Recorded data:
>> Begin
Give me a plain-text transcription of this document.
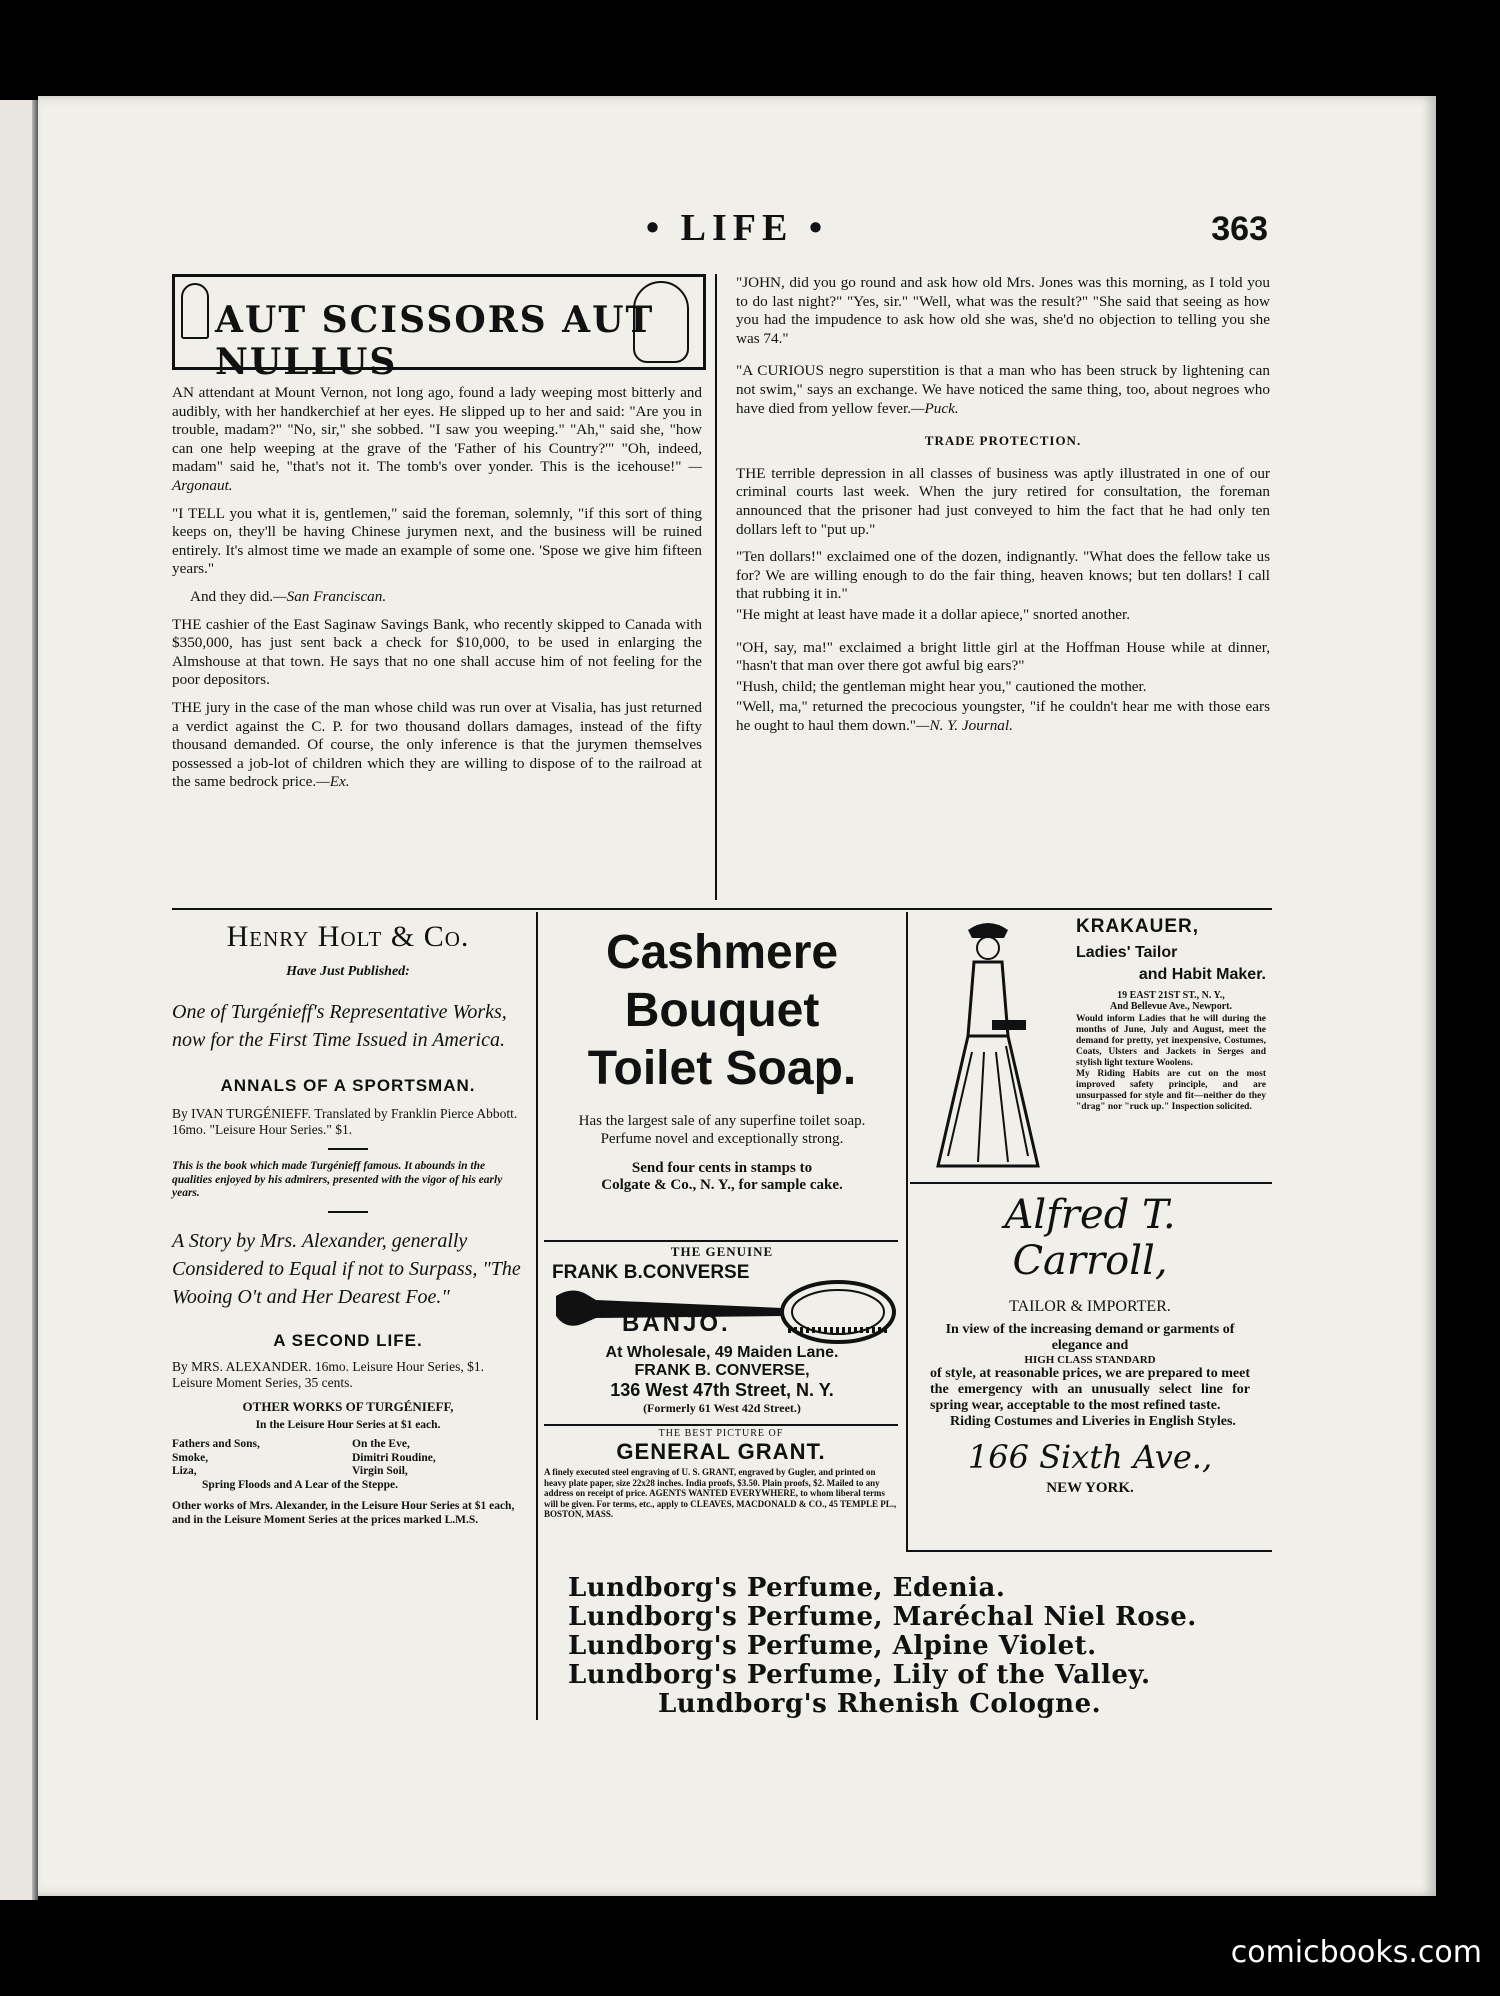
• LIFE •	363
AUT SCISSORS AUT NULLUS

AN attendant at Mount Vernon, not long ago, found a lady weeping most bitterly and audibly, with her handkerchief at her eyes. He slipped up to her and said: "Are you in trouble, madam?" "No, sir," she sobbed. "I saw you weeping." "Ah," said she, "how can one help weeping at the grave of the 'Father of his Country?'" "Oh, indeed, madam" said he, "that's not it. The tomb's over yonder. This is the icehouse!" —Argonaut.

"I TELL you what it is, gentlemen," said the foreman, solemnly, "if this sort of thing keeps on, they'll be having Chinese jurymen next, and the business will be ruined entirely. It's almost time we made an example of some one. 'Spose we give him fifteen years."

And they did.—San Franciscan.

THE cashier of the East Saginaw Savings Bank, who recently skipped to Canada with $350,000, has just sent back a check for $10,000, to be used in enlarging the Almshouse at that town. He says that no one shall accuse him of not feeling for the poor depositors.

THE jury in the case of the man whose child was run over at Visalia, has just returned a verdict against the C. P. for two thousand dollars damages, instead of the fifty thousand demanded. Of course, the only inference is that the jurymen themselves possessed a job-lot of children which they are willing to dispose of to the railroad at the same bedrock price.—Ex.

"JOHN, did you go round and ask how old Mrs. Jones was this morning, as I told you to do last night?" "Yes, sir." "Well, what was the result?" "She said that seeing as how you had the impudence to ask how old she was, she'd no objection to telling you she was 74."

"A CURIOUS negro superstition is that a man who has been struck by lightening can not swim," says an exchange. We have noticed the same thing, too, about negroes who have died from yellow fever.—Puck.

TRADE PROTECTION.

THE terrible depression in all classes of business was aptly illustrated in one of our criminal courts last week. When the jury retired for consultation, the foreman announced that the prisoner had just conveyed to him the fact that he had only ten dollars left to "put up."

"Ten dollars!" exclaimed one of the dozen, indignantly. "What does the fellow take us for? We are willing enough to do the fair thing, heaven knows; but ten dollars! I call that rubbing it in."

"He might at least have made it a dollar apiece," snorted another.

"OH, say, ma!" exclaimed a bright little girl at the Hoffman House while at dinner, "hasn't that man over there got awful big ears?"

"Hush, child; the gentleman might hear you," cautioned the mother.

"Well, ma," returned the precocious youngster, "if he couldn't hear me with those ears he ought to haul them down."—N. Y. Journal.

Henry Holt & Co.
Have Just Published:
One of Turgénieff's Representative Works, now for the First Time Issued in America.
ANNALS OF A SPORTSMAN.
By IVAN TURGÉNIEFF. Translated by Franklin Pierce Abbott. 16mo. "Leisure Hour Series." $1.
This is the book which made Turgénieff famous. It abounds in the qualities enjoyed by his admirers, presented with the vigor of his early years.
A Story by Mrs. Alexander, generally Considered to Equal if not to Surpass, "The Wooing O't and Her Dearest Foe."
A SECOND LIFE.
By MRS. ALEXANDER. 16mo. Leisure Hour Series, $1. Leisure Moment Series, 35 cents.
OTHER WORKS OF TURGÉNIEFF,
In the Leisure Hour Series at $1 each.
Fathers and Sons,
Smoke,
Liza,
On the Eve,
Dimitri Roudine,
Virgin Soil,
Spring Floods and A Lear of the Steppe.
Other works of Mrs. Alexander, in the Leisure Hour Series at $1 each, and in the Leisure Moment Series at the prices marked L.M.S.
Cashmere
Bouquet
Toilet Soap.
Has the largest sale of any superfine toilet soap. Perfume novel and exceptionally strong.
Send four cents in stamps to
Colgate & Co., N. Y., for sample cake.
THE GENUINE
FRANK B.CONVERSE
BANJO.
At Wholesale, 49 Maiden Lane.
FRANK B. CONVERSE,
136 West 47th Street, N. Y.
(Formerly 61 West 42d Street.)
THE BEST PICTURE OF
GENERAL GRANT.
A finely executed steel engraving of U. S. GRANT, engraved by Gugler, and printed on heavy plate paper, size 22x28 inches. India proofs, $3.50. Plain proofs, $2. Mailed to any address on receipt of price. AGENTS WANTED EVERYWHERE, to whom liberal terms will be given. For terms, etc., apply to CLEAVES, MACDONALD & CO., 45 TEMPLE PL., BOSTON, MASS.
KRAKAUER,
Ladies' Tailor
and Habit Maker.
19 EAST 21ST ST., N. Y.,
And Bellevue Ave., Newport.
Would inform Ladies that he will during the months of June, July and August, meet the demand for pretty, yet inexpensive, Costumes, Coats, Ulsters and Jackets in Serges and stylish light texture Woolens.
My Riding Habits are cut on the most improved safety principle, and are unsurpassed for style and fit—neither do they "drag" nor "ruck up." Inspection solicited.
Alfred T. Carroll,
TAILOR & IMPORTER.
In view of the increasing demand or garments of elegance and
HIGH CLASS STANDARD
of style, at reasonable prices, we are prepared to meet the emergency with an unusually select line for spring wear, acceptable to the most refined taste.
Riding Costumes and Liveries in English Styles.
166 Sixth Ave.,
NEW YORK.
Lundborg's Perfume, Edenia.
Lundborg's Perfume, Maréchal Niel Rose.
Lundborg's Perfume, Alpine Violet.
Lundborg's Perfume, Lily of the Valley.
Lundborg's Rhenish Cologne.
comicbooks.com
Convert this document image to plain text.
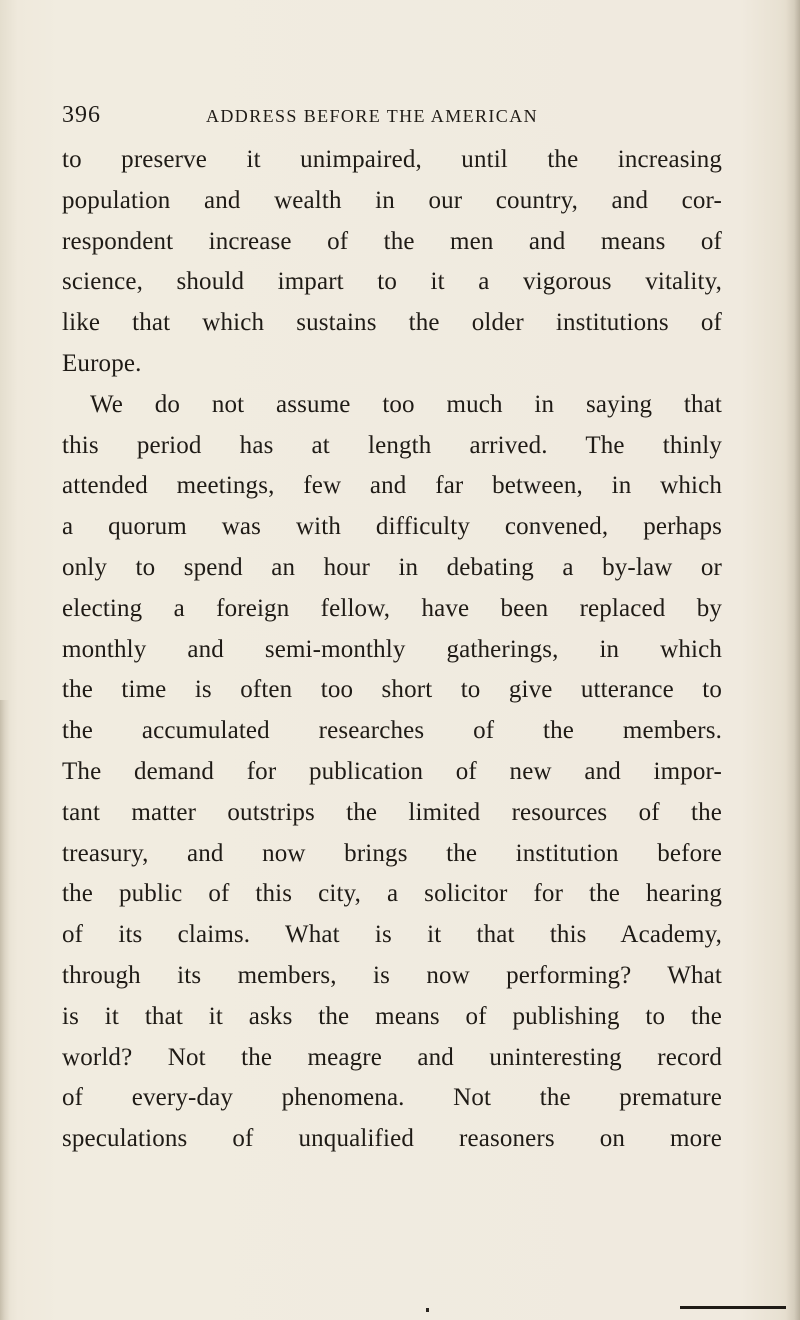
396	ADDRESS BEFORE THE AMERICAN
to preserve it unimpaired, until the increasing
population and wealth in our country, and cor-
respondent increase of the men and means of
science, should impart to it a vigorous vitality,
like that which sustains the older institutions of
Europe.
We do not assume too much in saying that
this period has at length arrived. The thinly
attended meetings, few and far between, in which
a quorum was with difficulty convened, perhaps
only to spend an hour in debating a by-law or
electing a foreign fellow, have been replaced by
monthly and semi-monthly gatherings, in which
the time is often too short to give utterance to
the accumulated researches of the members.
The demand for publication of new and impor-
tant matter outstrips the limited resources of the
treasury, and now brings the institution before
the public of this city, a solicitor for the hearing
of its claims. What is it that this Academy,
through its members, is now performing? What
is it that it asks the means of publishing to the
world? Not the meagre and uninteresting record
of every-day phenomena. Not the premature
speculations of unqualified reasoners on more
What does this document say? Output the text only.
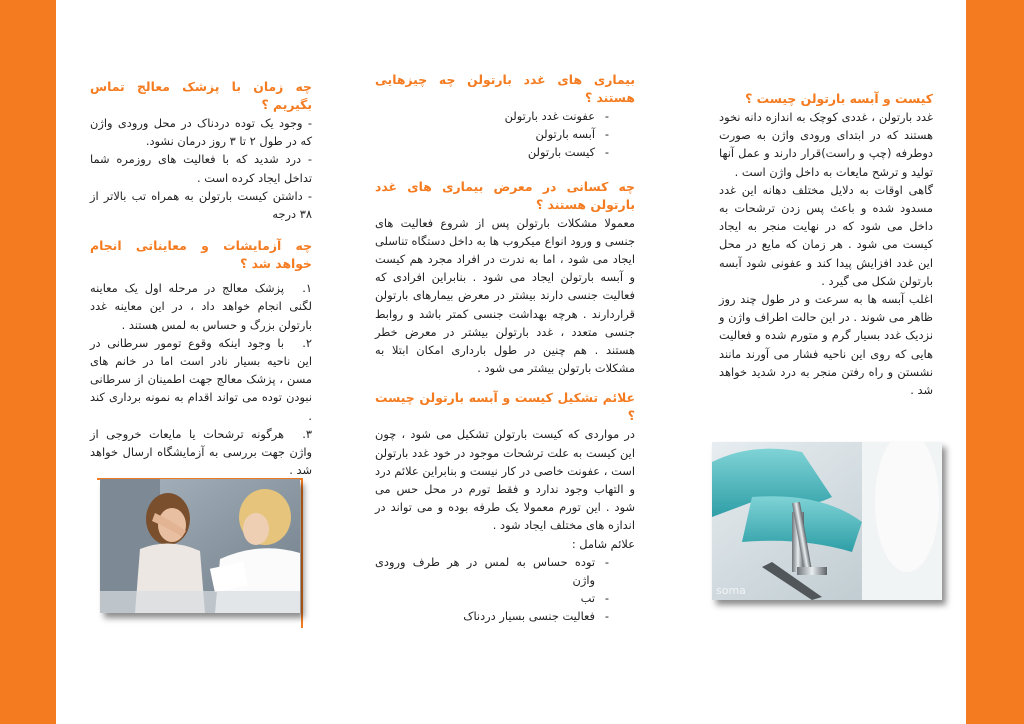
کیست و آبسه بارتولن چیست ؟

غدد بارتولن ، غددی کوچک به اندازه دانه نخود هستند که در ابتدای ورودی واژن به صورت دوطرفه (چپ و راست)قرار دارند و عمل آنها تولید و ترشح مایعات به داخل واژن است .

گاهی اوقات به دلایل مختلف دهانه این غدد مسدود شده و باعث پس زدن ترشحات به داخل می شود که در نهایت منجر به ایجاد کیست می شود . هر زمان که مایع در محل این غدد افزایش پیدا کند و عفونی شود آبسه بارتولن شکل می گیرد .

اغلب آبسه ها به سرعت و در طول چند روز ظاهر می شوند . در این حالت اطراف واژن و نزدیک غدد بسیار گرم و متورم شده و فعالیت هایی که روی این ناحیه فشار می آورند مانند نشستن و راه رفتن منجر به درد شدید خواهد شد .

soma
بیماری های غدد بارتولن چه چیزهایی هستند ؟
- عفونت غدد بارتولن
- آبسه بارتولن
- کیست بارتولن
چه کسانی در معرض بیماری های غدد بارتولن هستند ؟

معمولا مشکلات بارتولن پس از شروع فعالیت های جنسی و ورود انواع میکروب ها به داخل دستگاه تناسلی ایجاد می شود ، اما به ندرت در افراد مجرد هم کیست و آبسه بارتولن ایجاد می شود . بنابراین افرادی که فعالیت جنسی دارند بیشتر در معرض بیمارهای بارتولن قراردارند . هرچه بهداشت جنسی کمتر باشد و روابط جنسی متعدد ، غدد بارتولن بیشتر در معرض خطر هستند . هم چنین در طول بارداری امکان ابتلا به مشکلات بارتولن بیشتر می شود .

علائم تشکیل کیست و آبسه بارتولن چیست ؟

در مواردی که کیست بارتولن تشکیل می شود ، چون این کیست به علت ترشحات موجود در خود غدد بارتولن است ، عفونت خاصی در کار نیست و بنابراین علائم درد و التهاب وجود ندارد و فقط تورم در محل حس می شود . این تورم معمولا یک طرفه بوده و می تواند در اندازه های مختلف ایجاد شود .

علائم شامل :

- توده حساس به لمس در هر طرف ورودی واژن
- تب
- فعالیت جنسی بسیار دردناک
چه زمان با پزشک معالج تماس بگیریم ؟

- وجود یک توده دردناک در محل ورودی واژن که در طول ۲ تا ۳ روز درمان نشود.

- درد شدید که با فعالیت های روزمره شما تداخل ایجاد کرده است .

- داشتن کیست بارتولن به همراه تب بالاتر از ۳۸ درجه

چه آزمایشات و معایناتی انجام خواهد شد ؟
۱.پزشک معالج در مرحله اول یک معاینه لگنی انجام خواهد داد ، در این معاینه غدد بارتولن بزرگ و حساس به لمس هستند .
۲.با وجود اینکه وقوع تومور سرطانی در این ناحیه بسیار نادر است اما در خانم های مسن ، پزشک معالج جهت اطمینان از سرطانی نبودن توده می تواند اقدام به نمونه برداری کند .
۳.هرگونه ترشحات یا مایعات خروجی از واژن جهت بررسی به آزمایشگاه ارسال خواهد شد .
>> End
What is expected:
Provide only the count of lines in the data above that include the string "prices".

Problem solution:
2